TASK BRIEF: In the material below, find how many lines contain the string "ylabel". Write only that number.
## Start PROVIDED ENTRIES
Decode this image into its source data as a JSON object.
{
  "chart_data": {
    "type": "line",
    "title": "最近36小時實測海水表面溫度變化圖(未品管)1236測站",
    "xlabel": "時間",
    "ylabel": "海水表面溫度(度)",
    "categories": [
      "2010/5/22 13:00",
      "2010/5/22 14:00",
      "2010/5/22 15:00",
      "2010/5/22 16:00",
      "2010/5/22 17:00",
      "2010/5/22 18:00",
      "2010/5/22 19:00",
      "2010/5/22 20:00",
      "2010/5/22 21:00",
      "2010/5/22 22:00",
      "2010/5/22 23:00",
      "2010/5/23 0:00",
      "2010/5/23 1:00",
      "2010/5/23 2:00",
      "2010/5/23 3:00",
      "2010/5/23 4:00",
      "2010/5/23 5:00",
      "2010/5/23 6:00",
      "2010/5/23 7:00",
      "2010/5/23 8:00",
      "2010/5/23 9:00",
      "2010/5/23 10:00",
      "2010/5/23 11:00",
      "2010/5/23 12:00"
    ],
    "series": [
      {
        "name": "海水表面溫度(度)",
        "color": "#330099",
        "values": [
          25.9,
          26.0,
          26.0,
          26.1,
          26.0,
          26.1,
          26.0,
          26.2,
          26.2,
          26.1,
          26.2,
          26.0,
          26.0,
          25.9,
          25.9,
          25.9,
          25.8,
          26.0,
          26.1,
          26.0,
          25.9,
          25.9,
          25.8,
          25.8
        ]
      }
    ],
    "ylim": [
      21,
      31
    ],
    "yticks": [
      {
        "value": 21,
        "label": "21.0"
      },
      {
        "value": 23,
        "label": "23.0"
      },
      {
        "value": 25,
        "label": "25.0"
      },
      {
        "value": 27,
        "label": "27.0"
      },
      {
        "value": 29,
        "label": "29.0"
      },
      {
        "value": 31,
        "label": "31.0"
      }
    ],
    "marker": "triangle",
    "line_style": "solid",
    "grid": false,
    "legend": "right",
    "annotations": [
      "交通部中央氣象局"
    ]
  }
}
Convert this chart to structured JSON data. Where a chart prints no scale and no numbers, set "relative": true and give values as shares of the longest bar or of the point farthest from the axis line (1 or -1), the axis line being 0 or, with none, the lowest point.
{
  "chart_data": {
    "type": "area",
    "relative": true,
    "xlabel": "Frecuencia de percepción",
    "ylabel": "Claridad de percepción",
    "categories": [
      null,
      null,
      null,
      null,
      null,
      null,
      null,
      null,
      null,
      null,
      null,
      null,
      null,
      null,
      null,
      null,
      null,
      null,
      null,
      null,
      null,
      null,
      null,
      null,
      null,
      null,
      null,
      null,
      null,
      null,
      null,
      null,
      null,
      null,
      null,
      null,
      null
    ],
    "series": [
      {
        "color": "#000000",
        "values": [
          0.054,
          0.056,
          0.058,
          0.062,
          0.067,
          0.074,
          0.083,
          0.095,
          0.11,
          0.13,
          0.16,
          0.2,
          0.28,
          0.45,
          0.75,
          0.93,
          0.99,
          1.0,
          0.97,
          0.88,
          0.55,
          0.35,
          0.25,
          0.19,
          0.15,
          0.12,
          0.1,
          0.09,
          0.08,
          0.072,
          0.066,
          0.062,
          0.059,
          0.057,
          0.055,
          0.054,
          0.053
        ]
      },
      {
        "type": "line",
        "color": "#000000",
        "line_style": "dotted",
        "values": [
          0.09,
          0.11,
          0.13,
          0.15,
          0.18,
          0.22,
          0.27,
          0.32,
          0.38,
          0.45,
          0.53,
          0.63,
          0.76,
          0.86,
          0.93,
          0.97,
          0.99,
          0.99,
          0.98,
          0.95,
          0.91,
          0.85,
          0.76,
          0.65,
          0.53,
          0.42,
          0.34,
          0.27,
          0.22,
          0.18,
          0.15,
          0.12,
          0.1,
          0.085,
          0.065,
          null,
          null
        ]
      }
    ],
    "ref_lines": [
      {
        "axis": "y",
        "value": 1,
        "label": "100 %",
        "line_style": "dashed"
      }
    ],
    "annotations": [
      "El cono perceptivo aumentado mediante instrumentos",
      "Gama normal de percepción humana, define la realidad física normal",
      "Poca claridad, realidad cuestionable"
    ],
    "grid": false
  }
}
## End PROVIDED ENTRIES
COMPLETED TASK: 2